> **TEXTE SOURCE**
..............................

Après en avoir perdu quelques-unes lors de la soirée inaugurale du 12 janvier dernier, Marseille compte bien sur cette année pour se remplumer culturellement. Mais d'anorexique à boulimique, comment maîtrisera-t-elle son Indice de Masse Culturelle? Commençons par mesurer la taille, et le poids de la population concernée.

Prologue: Off (the record)

2-marseille-2013_pierre-delortEn marge de la programmation In dont vous trouverez le détail dans les meilleurs hebdomadaires, le Off intitulé M2K13 se rebelle depuis quelques années et fait front contre une « techno-structure imposante qui perd peu à peu contact avec la réalité à force d’utiliser son énergie à sa propre survie » [1] . A base d’initiatives assez drôles quoique restant un peu floues, l’équipe du Off proposera toute l’année un événement par mois [2]. Leur credo, selon Stéphane Sarpaux co-fondateur de Marseille 2013: « si la culture peut être instrumentalisée pour des opérations de requalification urbaine, l’art ne peut pas l’être car son objectif n’est pas d’ordonner, mais de créer le désordre, de provoquer la secousse, et celle-ci peut avoir lieu partout ». La fracture nette et sans appel entre l’officiel et l’off(icieux) illustre finalement bien l’interprétation différente de chacun de la notion de « capitale européenne de la culture » ; qui plus est à Marseille, où il eut peut-être fallu que les habitants se réapproprient la ville dans un élan solidaire avant qu’elle s’offre, du moins sur le papier, à l’Europe toute entière. Une ville en pleine crise d’ado depuis un moment à qui on demanderait soudain d’être adulte, et de remplir correctement ses talons de chèque. Et d’ailleurs c’est comment d’être adulte à Marseille? De grandir à Marseille? D’être musicien à Marseille? De partir de Marseille? Après notre première partie qui faisait déjà trembler le cochonet, pour siroter un pastis avec Mathieu Poulain, le musicien de Oh Tiger Mountain !, rendez-vous au chapitre 7. Et si vous préférez discuter avec Panida au train bleu en attendant votre IDTGV et parler de ce qui l’a poussée à gagner le nord, rendez-vous directement au chapitre 9.

Chapitre 6 : ‘Poubelle la ville’

14h50 : Bouche de vieille ! J’ai la tête qui tourne avec ce rosé de Provence sans pamplemousse. Bordel mais ça fait une heure que j’attends le ferry-boat à Riveneuve ; je m’étais renseignée pourtant, c’est la semaine ou il est censé ne pas y avoir de panne. Rhah leur réputation de feignasses, ils l’ont pas volée ces « gens du sud ». 15h24 : ça y est j’ai fait 100 mètres en une demi-heure. En débarquant place aux huiles (la bien nommée, celle qui en compte pas mal à l’hôtel de ville de la taille de la maison de pirouette cacahuète), j’aperçois le yacht de Bernard Tapie dans l’ombre (de son ego). « Reborn » qu’il l’a appelé. En toute modestie et simplicité quoi. 15h40 : enfin arrivée au quartier du Panier, j’ai pas trop envie de traîner ici. Ok c’est sympa vos boutiques de savons les gars, mais moi ce qui m’intéresse c’est de savoir où ils habitent les gens de Plus Belle la Vie. J’ai promis à ma tante de lui ramener une photo dédicacée de Vincent Chaumette. 15h55 : j’avise le patron d’un bar, qui m’a l’air d’être dans son jus depuis des lustres, en essayant de parler son langage ; je lui demande poliment où habite Roland, le patron du bar du mistral dans PBLV (oui on dit comme ça quand est cool) Très courtois et aimable, je comprends à travers son accent chantant qu’il m’indique une direction. Je jette les dés : 1 et 3, 13, c’est ma chance.

..............................

> **LIGNES EXTRAITES**
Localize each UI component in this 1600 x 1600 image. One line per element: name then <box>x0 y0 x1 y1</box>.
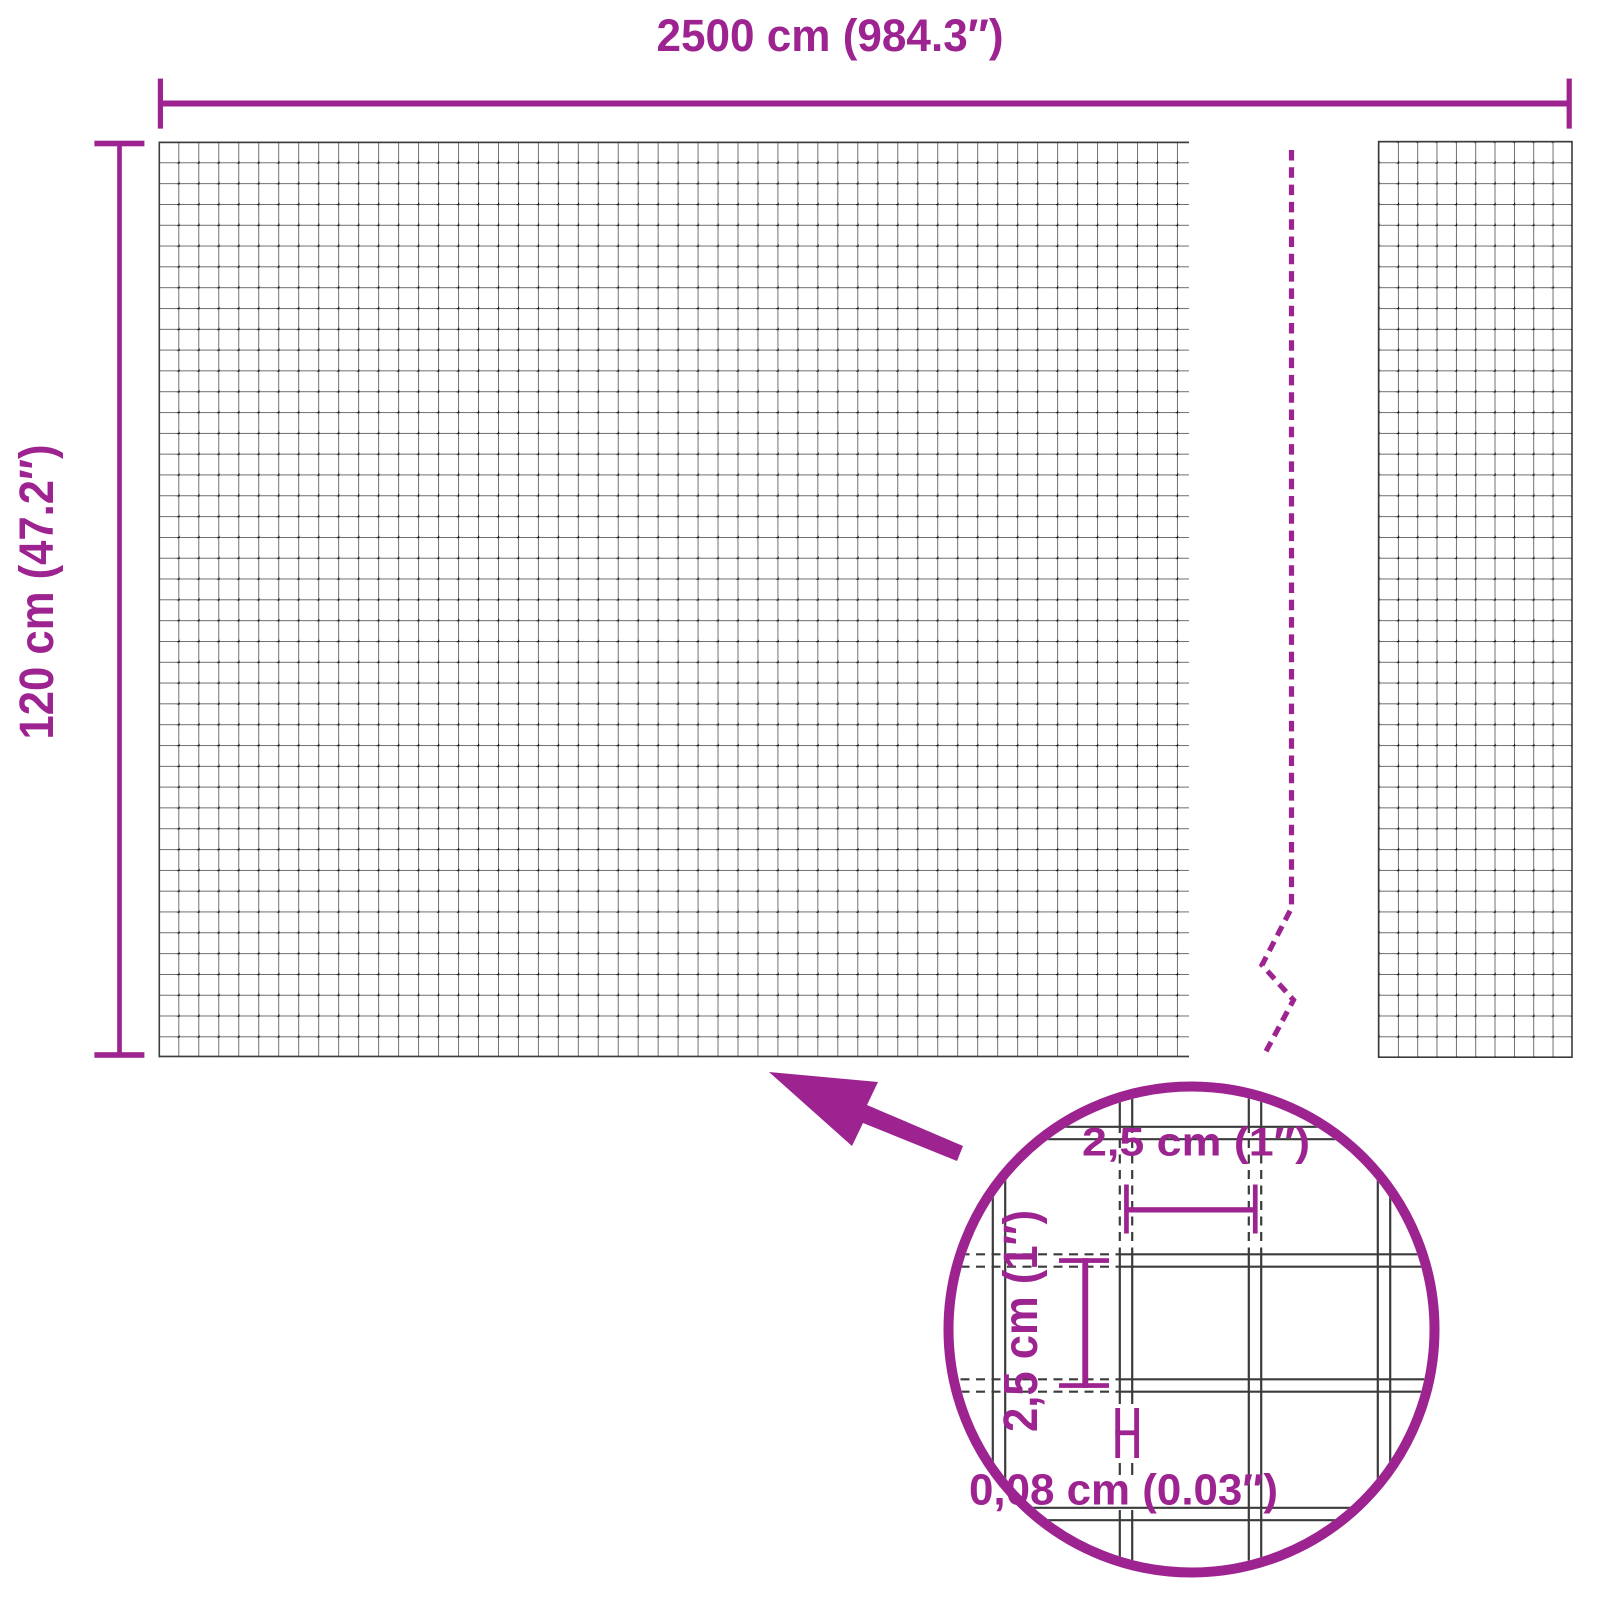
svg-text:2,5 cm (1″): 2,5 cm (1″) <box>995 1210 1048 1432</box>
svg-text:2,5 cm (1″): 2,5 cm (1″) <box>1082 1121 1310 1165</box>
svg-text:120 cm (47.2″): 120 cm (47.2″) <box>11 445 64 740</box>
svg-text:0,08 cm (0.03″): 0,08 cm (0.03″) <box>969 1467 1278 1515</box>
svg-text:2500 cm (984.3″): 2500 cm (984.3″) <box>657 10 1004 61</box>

..............................

> **TÂCHE BRÈVE 1**
Recopiez le passage du texte source allant de « Après en avoir » à « la population concernée. ».
> **TÂCHE BRÈVE 2**
D'après le texte source, quel nom Bernard Tapie a-t-il donné à son yacht ?
Les lignes ne sont pas nécessaires.

> **RÉPONSE DÉTAILLÉE 1**
Après en avoir perdu quelques-unes lors de la soirée inaugurale du 12 janvier dernier, Marseille compte bien sur cette année pour se remplumer culturellement. Mais d'anorexique à boulimique, comment maîtrisera-t-elle son Indice de Masse Culturelle? Commençons par mesurer la taille, et le poids de la population concernée.

> **RÉPONSE DÉTAILLÉE 2**
Il l'a appelé « Reborn ».